▶ Directions: Please determine how many lines of the material include the word "true", and respond with nothing but that number.

▶ Data for this exercise:
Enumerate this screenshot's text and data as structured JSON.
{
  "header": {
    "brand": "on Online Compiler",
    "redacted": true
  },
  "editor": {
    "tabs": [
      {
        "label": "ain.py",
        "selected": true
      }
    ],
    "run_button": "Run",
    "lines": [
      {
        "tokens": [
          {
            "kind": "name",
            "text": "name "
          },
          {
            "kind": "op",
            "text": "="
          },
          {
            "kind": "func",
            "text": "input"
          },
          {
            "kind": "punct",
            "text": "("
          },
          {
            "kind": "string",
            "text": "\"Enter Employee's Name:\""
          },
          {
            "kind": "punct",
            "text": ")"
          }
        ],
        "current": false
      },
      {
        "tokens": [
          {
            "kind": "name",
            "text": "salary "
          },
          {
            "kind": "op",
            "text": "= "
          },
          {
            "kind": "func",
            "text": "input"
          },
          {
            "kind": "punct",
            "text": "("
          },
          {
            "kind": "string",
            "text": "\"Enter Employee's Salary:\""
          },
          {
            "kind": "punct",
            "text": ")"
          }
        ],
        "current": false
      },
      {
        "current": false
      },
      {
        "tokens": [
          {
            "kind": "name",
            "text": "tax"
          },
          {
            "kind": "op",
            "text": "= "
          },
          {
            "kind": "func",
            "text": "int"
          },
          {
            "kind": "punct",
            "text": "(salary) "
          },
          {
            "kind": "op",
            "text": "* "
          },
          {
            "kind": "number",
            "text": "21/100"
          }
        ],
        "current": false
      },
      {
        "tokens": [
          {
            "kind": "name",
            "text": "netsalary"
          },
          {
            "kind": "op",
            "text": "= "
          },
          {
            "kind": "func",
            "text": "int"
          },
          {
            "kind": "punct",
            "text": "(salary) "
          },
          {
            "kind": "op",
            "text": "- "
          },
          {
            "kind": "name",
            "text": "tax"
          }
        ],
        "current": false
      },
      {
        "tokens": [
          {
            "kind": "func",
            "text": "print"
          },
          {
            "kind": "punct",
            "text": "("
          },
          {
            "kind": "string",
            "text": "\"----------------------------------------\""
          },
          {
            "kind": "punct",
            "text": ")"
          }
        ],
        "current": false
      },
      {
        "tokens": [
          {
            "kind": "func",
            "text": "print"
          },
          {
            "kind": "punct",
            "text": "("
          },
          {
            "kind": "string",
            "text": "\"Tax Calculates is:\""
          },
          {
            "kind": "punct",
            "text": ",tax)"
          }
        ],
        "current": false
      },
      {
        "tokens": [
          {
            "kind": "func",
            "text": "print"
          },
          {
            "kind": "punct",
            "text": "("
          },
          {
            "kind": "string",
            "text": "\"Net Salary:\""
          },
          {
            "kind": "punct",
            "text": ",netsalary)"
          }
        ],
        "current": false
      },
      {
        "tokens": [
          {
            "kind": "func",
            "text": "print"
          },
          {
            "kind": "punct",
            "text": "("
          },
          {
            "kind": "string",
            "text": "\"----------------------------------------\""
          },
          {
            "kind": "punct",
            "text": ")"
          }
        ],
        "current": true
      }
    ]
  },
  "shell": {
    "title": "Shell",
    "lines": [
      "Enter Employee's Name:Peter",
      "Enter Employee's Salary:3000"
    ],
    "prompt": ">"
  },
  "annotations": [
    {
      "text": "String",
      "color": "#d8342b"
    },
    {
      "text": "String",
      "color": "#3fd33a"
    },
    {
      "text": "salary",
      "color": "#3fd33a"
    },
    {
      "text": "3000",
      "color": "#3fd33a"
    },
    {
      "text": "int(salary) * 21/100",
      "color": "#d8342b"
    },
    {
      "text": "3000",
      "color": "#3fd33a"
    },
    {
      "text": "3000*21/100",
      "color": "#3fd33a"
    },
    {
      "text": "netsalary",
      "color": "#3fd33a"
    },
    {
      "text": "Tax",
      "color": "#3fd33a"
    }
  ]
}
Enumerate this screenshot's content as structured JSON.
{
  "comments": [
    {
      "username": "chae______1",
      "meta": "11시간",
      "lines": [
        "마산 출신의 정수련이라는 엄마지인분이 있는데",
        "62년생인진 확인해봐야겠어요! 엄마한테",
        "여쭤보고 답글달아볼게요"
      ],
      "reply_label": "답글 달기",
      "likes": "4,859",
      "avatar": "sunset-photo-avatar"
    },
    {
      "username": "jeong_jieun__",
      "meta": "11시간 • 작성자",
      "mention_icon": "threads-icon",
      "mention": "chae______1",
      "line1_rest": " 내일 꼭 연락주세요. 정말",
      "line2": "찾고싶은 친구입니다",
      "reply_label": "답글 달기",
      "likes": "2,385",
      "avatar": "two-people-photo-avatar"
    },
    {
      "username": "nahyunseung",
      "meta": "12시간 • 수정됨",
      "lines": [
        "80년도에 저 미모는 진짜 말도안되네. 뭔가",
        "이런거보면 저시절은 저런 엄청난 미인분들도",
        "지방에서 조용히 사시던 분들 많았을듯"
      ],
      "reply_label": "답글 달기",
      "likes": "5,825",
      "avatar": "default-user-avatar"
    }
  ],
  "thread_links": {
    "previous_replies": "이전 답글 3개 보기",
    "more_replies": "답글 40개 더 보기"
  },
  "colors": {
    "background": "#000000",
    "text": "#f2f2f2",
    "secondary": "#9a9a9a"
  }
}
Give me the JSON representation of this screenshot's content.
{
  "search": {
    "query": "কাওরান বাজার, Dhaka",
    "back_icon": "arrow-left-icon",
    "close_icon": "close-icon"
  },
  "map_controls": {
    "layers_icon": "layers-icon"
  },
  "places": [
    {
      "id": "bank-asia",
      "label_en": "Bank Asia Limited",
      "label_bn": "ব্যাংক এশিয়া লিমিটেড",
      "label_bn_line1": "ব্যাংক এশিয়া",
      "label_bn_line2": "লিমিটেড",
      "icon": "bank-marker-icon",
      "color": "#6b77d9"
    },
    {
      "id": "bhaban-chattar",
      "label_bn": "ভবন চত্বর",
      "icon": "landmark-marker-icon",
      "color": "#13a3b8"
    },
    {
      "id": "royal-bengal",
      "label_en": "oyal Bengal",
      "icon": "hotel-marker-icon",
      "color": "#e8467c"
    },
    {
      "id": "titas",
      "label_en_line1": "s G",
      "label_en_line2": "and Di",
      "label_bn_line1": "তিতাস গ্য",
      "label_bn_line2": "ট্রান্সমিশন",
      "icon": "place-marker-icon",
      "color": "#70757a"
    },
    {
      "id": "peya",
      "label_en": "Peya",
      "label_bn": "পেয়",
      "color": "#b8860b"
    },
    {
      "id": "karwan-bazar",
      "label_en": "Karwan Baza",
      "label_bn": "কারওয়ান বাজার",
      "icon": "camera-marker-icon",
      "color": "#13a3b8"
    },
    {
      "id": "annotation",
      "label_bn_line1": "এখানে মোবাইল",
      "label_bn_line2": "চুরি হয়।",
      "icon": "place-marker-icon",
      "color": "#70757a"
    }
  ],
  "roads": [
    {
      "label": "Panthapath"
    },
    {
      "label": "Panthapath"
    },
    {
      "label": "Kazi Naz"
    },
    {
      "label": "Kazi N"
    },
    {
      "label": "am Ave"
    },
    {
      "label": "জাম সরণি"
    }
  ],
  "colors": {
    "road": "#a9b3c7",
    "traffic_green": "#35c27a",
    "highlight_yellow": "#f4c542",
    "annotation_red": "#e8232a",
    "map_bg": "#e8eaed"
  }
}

▶ Problem solution: 3